[Structured figure records]

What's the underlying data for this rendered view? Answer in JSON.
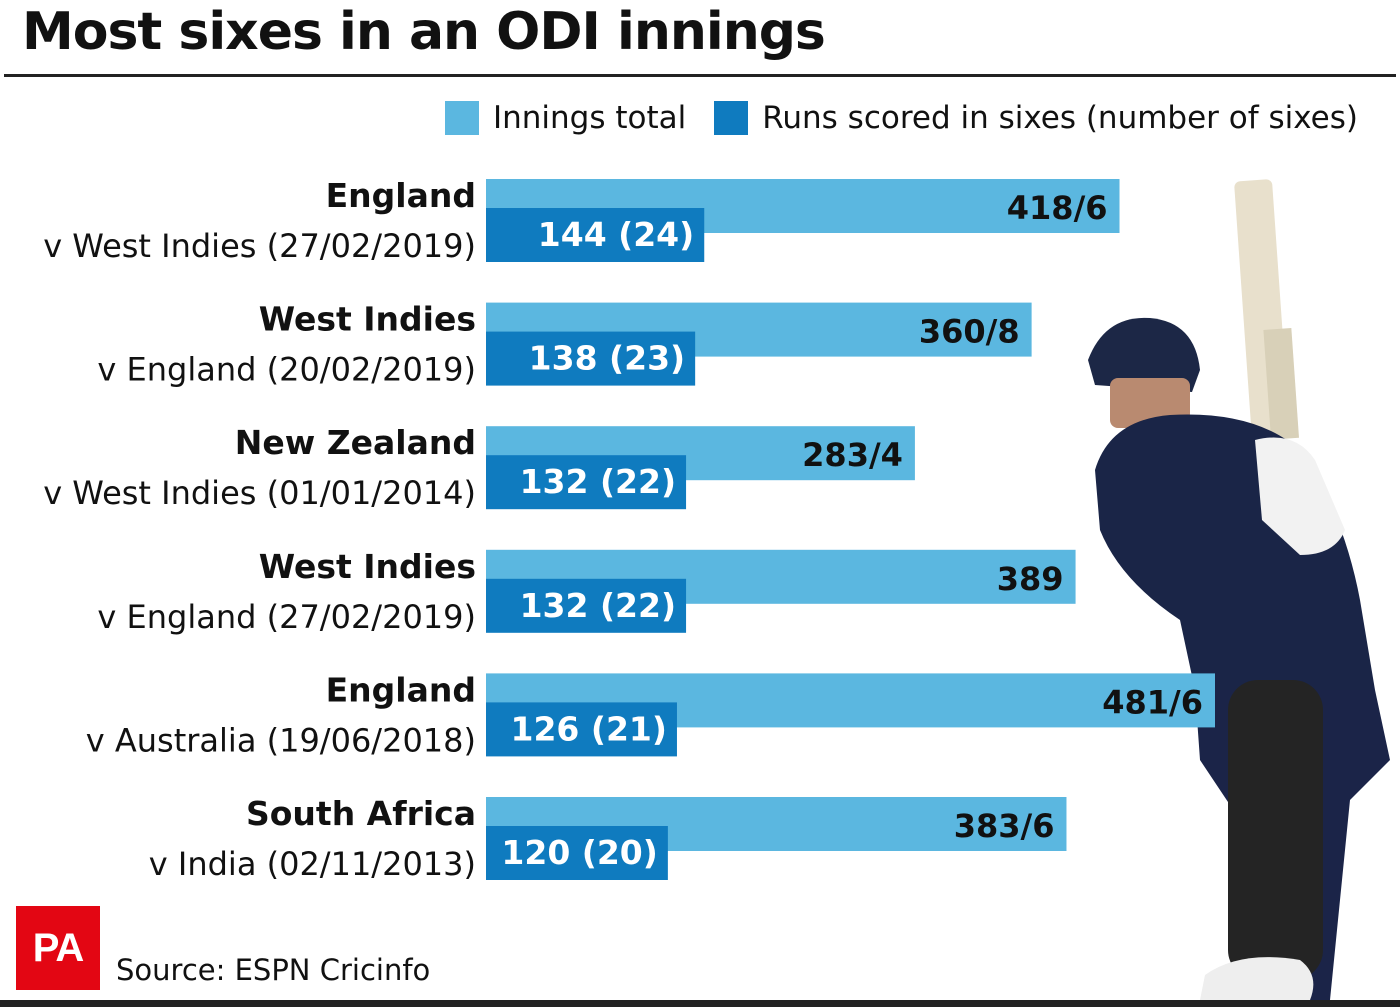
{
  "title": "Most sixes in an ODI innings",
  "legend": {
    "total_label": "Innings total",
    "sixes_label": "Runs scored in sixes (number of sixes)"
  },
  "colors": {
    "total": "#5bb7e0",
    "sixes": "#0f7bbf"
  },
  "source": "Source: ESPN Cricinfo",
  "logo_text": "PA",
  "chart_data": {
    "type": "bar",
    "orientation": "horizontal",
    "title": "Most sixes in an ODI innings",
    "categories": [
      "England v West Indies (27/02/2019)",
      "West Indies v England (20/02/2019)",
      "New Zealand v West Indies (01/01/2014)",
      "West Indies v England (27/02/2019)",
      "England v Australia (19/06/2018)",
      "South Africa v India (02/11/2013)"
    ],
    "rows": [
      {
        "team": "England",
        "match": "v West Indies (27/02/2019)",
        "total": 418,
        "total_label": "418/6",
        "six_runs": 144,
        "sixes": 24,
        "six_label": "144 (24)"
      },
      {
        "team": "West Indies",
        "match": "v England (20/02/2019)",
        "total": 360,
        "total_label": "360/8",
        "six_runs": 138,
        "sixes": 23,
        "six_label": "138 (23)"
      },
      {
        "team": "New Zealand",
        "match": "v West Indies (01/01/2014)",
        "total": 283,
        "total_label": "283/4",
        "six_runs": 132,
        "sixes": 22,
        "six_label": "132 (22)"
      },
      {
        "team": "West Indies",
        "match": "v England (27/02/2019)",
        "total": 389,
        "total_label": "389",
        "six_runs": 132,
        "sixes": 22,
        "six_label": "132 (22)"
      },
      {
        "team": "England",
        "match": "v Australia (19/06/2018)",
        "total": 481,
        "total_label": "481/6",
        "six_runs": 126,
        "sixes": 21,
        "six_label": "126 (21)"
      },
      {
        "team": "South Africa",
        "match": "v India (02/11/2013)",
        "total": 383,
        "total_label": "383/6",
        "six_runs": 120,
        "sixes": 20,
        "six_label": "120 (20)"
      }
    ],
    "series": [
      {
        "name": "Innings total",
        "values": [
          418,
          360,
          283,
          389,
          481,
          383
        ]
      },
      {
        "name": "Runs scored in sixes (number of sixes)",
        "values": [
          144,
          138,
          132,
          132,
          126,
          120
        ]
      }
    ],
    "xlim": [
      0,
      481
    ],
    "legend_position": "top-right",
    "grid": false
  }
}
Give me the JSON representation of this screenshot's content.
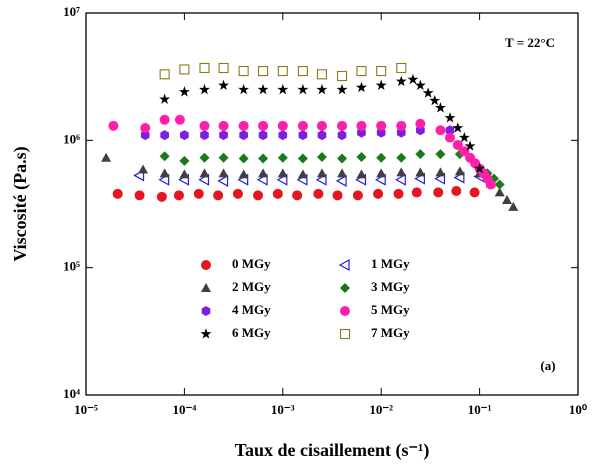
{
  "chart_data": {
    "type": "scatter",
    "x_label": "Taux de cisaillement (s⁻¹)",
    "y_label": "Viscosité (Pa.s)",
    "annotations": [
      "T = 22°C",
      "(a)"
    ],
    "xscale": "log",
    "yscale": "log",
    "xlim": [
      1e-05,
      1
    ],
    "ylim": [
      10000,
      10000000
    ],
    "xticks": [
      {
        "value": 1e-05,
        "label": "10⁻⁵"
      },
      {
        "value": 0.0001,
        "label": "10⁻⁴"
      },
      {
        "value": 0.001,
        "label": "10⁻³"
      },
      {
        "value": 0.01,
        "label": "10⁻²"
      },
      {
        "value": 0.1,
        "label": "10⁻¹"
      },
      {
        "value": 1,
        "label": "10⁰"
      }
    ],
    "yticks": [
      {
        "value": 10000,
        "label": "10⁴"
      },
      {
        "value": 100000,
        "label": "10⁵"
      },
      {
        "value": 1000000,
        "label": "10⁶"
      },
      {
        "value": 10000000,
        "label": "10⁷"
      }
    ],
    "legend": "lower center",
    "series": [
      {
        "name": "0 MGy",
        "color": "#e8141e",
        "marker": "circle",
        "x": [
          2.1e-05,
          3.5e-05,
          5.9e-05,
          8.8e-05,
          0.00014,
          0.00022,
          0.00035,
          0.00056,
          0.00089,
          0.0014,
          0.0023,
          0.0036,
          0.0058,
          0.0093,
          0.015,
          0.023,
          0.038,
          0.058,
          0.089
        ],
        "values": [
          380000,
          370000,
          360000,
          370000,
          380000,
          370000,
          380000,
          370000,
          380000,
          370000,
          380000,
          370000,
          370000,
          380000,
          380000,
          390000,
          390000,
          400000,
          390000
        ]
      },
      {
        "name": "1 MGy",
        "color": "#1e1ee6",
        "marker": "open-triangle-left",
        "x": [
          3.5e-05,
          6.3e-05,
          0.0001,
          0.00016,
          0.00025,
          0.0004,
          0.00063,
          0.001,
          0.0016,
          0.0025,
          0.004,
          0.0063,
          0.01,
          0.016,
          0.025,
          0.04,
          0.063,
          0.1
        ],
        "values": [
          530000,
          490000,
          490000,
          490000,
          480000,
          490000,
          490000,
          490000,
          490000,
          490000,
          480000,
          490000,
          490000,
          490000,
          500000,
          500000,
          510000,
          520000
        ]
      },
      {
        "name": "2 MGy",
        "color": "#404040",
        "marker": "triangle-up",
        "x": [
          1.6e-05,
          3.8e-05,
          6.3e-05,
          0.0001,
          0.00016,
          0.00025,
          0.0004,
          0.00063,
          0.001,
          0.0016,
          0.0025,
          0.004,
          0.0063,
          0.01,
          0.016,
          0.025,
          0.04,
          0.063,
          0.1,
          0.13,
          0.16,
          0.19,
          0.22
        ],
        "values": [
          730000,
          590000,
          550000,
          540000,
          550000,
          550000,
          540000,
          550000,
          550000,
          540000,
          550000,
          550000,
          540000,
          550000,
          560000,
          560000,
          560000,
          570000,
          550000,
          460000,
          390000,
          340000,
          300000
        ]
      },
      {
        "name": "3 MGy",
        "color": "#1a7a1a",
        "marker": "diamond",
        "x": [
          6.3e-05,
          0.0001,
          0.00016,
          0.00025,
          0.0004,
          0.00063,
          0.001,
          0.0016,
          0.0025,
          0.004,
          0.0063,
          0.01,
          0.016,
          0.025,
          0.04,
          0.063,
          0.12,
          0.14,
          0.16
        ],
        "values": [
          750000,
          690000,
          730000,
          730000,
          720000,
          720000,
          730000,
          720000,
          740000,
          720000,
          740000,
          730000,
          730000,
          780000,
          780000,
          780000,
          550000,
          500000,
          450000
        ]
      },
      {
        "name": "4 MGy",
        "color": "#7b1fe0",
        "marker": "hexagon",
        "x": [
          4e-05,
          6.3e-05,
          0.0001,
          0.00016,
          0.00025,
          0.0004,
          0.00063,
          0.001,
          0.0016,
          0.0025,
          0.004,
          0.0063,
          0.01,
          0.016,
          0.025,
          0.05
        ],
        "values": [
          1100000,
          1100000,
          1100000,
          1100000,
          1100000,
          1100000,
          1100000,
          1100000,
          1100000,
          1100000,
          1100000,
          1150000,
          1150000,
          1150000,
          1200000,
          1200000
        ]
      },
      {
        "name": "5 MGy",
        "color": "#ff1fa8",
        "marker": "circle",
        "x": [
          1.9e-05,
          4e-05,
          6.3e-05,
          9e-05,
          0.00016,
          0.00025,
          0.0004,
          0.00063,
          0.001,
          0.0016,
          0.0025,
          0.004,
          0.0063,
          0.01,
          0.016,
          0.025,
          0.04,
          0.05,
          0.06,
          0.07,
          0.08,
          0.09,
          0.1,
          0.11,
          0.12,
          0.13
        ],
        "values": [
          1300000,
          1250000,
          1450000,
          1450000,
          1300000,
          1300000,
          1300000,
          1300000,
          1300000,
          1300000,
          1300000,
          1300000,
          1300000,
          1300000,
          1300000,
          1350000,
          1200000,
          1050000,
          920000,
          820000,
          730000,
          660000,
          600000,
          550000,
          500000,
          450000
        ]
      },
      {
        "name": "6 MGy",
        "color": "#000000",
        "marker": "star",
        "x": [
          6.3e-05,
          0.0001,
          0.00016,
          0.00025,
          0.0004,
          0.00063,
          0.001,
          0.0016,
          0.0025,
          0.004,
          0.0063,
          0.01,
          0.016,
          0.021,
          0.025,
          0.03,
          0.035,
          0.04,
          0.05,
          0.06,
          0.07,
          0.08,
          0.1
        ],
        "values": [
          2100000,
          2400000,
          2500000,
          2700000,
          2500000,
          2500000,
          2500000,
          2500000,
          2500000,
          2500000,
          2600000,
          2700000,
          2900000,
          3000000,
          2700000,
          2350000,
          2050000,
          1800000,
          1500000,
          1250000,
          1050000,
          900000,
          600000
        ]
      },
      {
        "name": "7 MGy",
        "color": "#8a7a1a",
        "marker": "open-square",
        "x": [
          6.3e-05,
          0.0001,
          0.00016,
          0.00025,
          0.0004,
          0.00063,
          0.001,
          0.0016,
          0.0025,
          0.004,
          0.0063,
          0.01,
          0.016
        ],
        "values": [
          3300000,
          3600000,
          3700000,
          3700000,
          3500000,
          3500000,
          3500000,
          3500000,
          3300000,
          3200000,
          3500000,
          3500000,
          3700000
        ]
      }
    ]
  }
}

* EXERCISE REQUIREMENTS: Pick out, from the lines above, every one that contains the string "Zealand".

* TASK RESULT:
      "New Zealand v West Indies (01/01/2014)",
        "team": "New Zealand",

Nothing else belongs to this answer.